PROBLEM STATEMENT: Write the data out again in full, with no departure from the original.

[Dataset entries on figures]
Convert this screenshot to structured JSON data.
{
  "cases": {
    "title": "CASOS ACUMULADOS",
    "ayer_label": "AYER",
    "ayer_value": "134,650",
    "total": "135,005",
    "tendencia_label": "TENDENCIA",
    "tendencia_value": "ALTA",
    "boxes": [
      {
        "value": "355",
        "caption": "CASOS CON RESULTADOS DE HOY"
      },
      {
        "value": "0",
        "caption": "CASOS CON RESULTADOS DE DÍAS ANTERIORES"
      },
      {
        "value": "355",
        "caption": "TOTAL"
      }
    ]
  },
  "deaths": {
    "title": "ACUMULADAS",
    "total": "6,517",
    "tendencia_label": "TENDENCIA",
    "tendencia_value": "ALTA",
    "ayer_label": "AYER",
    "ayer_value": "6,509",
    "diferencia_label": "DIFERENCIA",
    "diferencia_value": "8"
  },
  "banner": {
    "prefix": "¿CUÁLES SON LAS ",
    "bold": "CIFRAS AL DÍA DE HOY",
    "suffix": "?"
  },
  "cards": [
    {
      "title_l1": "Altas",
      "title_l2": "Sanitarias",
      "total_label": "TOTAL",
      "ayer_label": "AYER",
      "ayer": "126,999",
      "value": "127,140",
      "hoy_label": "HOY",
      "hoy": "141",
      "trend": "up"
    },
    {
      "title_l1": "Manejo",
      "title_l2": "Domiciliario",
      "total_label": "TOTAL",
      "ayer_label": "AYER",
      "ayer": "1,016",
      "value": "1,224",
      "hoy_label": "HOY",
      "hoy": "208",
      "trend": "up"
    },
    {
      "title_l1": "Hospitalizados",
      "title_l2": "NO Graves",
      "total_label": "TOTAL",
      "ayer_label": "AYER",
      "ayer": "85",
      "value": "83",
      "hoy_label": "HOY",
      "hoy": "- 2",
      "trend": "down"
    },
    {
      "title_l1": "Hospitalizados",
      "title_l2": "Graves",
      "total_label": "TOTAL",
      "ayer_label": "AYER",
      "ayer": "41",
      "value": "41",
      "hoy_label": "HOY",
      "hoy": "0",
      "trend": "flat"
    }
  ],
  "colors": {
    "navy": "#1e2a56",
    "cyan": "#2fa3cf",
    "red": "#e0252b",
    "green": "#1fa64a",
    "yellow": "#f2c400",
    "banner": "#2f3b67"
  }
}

COMPLETE OUTPUT:
Convert this screenshot to structured JSON data.
{
  "cases": {
    "title": "CASOS ACUMULADOS",
    "ayer_label": "AYER",
    "ayer_value": "134,650",
    "total": "135,005",
    "tendencia_label": "TENDENCIA",
    "tendencia_value": "ALTA",
    "boxes": [
      {
        "value": "355",
        "caption": "CASOS CON RESULTADOS DE HOY"
      },
      {
        "value": "0",
        "caption": "CASOS CON RESULTADOS DE DÍAS ANTERIORES"
      },
      {
        "value": "355",
        "caption": "TOTAL"
      }
    ]
  },
  "deaths": {
    "title": "ACUMULADAS",
    "total": "6,517",
    "tendencia_label": "TENDENCIA",
    "tendencia_value": "ALTA",
    "ayer_label": "AYER",
    "ayer_value": "6,509",
    "diferencia_label": "DIFERENCIA",
    "diferencia_value": "8"
  },
  "banner": {
    "prefix": "¿CUÁLES SON LAS ",
    "bold": "CIFRAS AL DÍA DE HOY",
    "suffix": "?"
  },
  "cards": [
    {
      "title_l1": "Altas",
      "title_l2": "Sanitarias",
      "total_label": "TOTAL",
      "ayer_label": "AYER",
      "ayer": "126,999",
      "value": "127,140",
      "hoy_label": "HOY",
      "hoy": "141",
      "trend": "up"
    },
    {
      "title_l1": "Manejo",
      "title_l2": "Domiciliario",
      "total_label": "TOTAL",
      "ayer_label": "AYER",
      "ayer": "1,016",
      "value": "1,224",
      "hoy_label": "HOY",
      "hoy": "208",
      "trend": "up"
    },
    {
      "title_l1": "Hospitalizados",
      "title_l2": "NO Graves",
      "total_label": "TOTAL",
      "ayer_label": "AYER",
      "ayer": "85",
      "value": "83",
      "hoy_label": "HOY",
      "hoy": "- 2",
      "trend": "down"
    },
    {
      "title_l1": "Hospitalizados",
      "title_l2": "Graves",
      "total_label": "TOTAL",
      "ayer_label": "AYER",
      "ayer": "41",
      "value": "41",
      "hoy_label": "HOY",
      "hoy": "0",
      "trend": "flat"
    }
  ],
  "colors": {
    "navy": "#1e2a56",
    "cyan": "#2fa3cf",
    "red": "#e0252b",
    "green": "#1fa64a",
    "yellow": "#f2c400",
    "banner": "#2f3b67"
  }
}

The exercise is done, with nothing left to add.